— Start of SUPPLIED RECORDS —
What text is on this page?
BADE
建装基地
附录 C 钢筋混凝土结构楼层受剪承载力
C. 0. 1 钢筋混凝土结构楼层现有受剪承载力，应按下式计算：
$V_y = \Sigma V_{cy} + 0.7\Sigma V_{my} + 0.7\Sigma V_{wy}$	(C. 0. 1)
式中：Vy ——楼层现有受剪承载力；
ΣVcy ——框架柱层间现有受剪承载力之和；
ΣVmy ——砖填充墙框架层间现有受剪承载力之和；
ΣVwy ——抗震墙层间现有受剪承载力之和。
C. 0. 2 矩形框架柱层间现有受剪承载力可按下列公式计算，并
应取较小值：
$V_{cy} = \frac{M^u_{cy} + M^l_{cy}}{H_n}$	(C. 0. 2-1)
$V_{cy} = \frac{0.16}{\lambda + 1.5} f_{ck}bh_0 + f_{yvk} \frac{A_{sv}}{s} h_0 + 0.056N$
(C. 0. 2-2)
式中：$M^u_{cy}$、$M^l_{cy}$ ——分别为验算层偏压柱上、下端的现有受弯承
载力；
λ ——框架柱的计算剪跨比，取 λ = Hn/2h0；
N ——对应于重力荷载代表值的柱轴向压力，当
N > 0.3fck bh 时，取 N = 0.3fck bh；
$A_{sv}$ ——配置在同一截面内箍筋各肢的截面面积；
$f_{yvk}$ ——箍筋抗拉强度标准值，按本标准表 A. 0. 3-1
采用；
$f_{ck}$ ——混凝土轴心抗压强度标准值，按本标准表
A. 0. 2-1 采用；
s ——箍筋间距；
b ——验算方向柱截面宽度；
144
— End of SUPPLIED RECORDS —
__OBJECTIVE__:
Give only the number of lines in the preceding material that contain the string "按本标准表".

__WRITTEN RESPONSE__:
2